Written problem => Count every line of these entries that holds the word "title", and reply with the number only.

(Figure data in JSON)
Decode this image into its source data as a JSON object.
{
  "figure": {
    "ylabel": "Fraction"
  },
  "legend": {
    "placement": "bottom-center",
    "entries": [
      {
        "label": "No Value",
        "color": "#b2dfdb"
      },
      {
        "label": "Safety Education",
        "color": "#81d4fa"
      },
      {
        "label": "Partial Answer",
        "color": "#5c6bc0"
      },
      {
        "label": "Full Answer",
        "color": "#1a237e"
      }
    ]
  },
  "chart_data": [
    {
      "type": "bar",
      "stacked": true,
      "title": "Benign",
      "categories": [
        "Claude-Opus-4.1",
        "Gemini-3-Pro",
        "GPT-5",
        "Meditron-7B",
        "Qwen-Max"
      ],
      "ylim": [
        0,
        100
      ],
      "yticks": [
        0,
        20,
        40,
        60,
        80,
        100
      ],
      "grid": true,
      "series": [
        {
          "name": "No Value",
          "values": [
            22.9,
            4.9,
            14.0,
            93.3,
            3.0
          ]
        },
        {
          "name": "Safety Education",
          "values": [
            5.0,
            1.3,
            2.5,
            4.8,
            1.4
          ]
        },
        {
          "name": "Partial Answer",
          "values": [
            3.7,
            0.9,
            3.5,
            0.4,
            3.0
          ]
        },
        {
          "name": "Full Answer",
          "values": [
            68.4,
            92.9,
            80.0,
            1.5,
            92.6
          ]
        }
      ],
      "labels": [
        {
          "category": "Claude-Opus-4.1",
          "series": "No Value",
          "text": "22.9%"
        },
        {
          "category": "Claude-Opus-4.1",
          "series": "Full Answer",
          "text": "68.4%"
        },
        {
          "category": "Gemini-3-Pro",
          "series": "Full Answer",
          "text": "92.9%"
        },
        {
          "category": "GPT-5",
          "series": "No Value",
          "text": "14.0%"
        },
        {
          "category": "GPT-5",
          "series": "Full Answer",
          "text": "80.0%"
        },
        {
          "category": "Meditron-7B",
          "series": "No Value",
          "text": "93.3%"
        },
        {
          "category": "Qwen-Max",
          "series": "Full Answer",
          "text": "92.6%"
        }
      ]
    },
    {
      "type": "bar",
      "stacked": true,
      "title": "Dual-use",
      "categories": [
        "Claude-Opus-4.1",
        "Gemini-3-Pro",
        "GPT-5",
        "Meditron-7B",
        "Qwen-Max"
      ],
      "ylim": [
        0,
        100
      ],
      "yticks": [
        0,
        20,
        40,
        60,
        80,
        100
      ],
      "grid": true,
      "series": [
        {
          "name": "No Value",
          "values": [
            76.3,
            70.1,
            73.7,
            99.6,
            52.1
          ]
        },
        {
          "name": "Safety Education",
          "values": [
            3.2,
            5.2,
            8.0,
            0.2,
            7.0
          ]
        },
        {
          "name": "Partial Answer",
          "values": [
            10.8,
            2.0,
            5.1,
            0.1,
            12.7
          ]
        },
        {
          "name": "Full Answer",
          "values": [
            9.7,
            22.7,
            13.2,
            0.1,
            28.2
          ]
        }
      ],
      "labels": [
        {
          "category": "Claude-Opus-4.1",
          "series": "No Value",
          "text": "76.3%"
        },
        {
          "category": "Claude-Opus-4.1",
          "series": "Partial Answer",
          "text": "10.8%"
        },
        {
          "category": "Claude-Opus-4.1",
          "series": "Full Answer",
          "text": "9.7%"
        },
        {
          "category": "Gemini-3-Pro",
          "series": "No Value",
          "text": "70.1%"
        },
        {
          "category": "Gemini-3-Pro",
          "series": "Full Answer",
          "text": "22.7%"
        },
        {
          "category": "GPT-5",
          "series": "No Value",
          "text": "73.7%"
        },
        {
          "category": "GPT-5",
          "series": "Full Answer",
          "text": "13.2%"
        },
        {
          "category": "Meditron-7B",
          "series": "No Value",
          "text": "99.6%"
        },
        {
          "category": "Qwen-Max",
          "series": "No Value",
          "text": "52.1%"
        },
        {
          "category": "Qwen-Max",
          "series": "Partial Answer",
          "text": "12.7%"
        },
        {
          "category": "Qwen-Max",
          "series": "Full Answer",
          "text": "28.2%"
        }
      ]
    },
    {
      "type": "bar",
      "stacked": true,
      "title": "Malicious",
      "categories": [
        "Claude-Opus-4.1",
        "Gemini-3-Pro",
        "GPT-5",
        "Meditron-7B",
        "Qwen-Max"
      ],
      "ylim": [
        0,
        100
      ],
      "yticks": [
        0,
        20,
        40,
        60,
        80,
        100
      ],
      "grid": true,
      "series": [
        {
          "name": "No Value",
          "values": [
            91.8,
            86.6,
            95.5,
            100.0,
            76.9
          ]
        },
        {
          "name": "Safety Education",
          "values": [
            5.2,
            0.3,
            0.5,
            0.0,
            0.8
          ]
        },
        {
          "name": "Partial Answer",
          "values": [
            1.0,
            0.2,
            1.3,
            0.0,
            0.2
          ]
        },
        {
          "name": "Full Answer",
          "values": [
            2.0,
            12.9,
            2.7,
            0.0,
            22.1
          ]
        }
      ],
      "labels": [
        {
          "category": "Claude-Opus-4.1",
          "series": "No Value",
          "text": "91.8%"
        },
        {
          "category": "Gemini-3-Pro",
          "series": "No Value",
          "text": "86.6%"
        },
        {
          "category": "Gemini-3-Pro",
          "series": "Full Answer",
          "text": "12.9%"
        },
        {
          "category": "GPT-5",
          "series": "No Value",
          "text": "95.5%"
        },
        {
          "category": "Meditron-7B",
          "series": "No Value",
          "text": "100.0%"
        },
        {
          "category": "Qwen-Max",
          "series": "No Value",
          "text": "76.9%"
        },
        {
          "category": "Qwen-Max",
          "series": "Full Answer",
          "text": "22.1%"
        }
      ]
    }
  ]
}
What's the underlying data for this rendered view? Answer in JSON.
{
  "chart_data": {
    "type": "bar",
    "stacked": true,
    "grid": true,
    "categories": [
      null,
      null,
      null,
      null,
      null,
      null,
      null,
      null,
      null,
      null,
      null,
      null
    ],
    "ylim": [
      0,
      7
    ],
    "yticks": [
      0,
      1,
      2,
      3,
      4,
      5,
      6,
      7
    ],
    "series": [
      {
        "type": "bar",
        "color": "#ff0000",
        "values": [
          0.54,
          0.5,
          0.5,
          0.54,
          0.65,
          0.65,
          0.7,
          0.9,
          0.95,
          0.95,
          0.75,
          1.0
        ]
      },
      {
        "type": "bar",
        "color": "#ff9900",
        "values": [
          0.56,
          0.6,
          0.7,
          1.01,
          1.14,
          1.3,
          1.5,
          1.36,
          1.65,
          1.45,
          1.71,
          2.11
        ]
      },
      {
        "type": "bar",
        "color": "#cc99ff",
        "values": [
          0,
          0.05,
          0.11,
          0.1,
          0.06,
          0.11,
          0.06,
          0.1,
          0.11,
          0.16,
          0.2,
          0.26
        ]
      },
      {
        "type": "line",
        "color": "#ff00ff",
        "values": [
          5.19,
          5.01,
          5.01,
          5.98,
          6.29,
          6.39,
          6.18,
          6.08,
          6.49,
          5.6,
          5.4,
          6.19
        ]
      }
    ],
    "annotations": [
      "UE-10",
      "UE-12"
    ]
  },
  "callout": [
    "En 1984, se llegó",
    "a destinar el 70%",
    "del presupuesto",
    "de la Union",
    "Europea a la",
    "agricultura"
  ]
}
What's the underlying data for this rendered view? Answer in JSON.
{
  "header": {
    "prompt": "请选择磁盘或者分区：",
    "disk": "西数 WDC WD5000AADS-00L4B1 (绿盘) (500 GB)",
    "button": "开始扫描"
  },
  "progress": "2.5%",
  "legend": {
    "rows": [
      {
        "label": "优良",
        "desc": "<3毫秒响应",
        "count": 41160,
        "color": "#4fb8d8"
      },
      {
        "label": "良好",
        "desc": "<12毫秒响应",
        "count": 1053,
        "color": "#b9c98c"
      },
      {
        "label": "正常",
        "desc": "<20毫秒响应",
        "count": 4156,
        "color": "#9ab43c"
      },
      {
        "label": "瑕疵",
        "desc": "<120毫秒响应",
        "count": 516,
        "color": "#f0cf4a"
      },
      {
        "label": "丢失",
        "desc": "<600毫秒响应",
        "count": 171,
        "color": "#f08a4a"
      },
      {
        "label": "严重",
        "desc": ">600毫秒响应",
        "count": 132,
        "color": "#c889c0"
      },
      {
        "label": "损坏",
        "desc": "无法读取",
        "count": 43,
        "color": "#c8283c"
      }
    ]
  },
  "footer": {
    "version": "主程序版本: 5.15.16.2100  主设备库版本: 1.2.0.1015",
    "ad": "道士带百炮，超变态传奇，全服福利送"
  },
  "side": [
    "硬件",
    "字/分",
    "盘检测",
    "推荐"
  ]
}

Solved problem => 3